→ **Short task**: Check every line of the material below for the string "بالصورة", and return the ones that have it.

(Saved entries)
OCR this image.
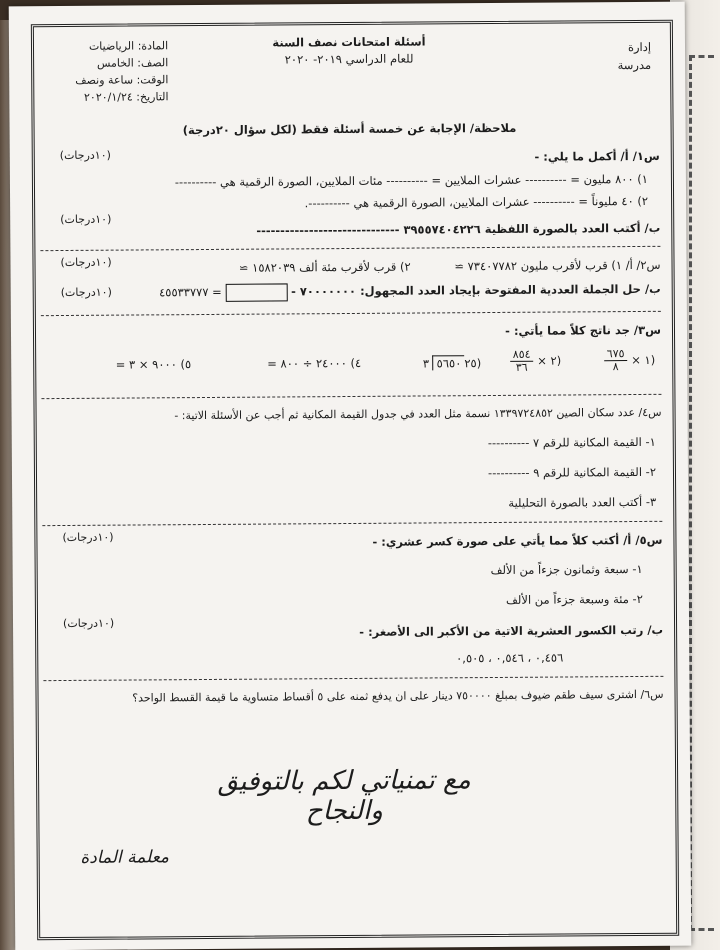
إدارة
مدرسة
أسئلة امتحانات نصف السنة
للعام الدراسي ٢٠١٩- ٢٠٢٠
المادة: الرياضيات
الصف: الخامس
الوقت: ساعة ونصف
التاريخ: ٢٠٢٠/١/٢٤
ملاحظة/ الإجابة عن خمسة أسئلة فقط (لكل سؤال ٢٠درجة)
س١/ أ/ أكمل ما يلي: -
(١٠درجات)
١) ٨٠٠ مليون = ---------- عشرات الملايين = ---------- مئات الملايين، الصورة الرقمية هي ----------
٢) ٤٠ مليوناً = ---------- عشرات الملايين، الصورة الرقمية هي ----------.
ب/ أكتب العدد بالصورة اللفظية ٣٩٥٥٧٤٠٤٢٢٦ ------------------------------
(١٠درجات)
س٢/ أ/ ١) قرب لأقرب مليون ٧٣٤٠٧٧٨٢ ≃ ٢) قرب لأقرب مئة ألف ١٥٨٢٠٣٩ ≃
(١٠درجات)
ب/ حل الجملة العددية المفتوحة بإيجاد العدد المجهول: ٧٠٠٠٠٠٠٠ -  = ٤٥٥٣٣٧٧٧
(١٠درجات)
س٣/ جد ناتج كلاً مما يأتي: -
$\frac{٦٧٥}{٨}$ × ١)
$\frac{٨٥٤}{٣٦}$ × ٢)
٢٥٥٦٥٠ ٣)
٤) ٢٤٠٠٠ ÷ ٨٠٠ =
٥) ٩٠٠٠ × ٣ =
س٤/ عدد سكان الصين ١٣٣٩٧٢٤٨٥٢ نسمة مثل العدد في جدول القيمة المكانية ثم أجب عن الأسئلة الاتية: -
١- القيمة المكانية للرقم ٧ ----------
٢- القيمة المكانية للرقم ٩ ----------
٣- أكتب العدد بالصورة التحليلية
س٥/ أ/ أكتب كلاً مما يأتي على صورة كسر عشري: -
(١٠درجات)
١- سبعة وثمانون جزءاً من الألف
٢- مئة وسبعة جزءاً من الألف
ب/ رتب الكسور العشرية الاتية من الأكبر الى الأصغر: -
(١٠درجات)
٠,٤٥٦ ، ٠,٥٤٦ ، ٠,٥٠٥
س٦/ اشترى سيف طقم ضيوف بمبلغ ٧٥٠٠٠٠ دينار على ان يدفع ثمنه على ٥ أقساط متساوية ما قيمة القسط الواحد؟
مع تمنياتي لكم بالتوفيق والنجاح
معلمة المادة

→ **Output for this exercise**:
ب/ أكتب العدد بالصورة اللفظية ٣٩٥٥٧٤٠٤٢٢٦ ------------------------------
٣- أكتب العدد بالصورة التحليلية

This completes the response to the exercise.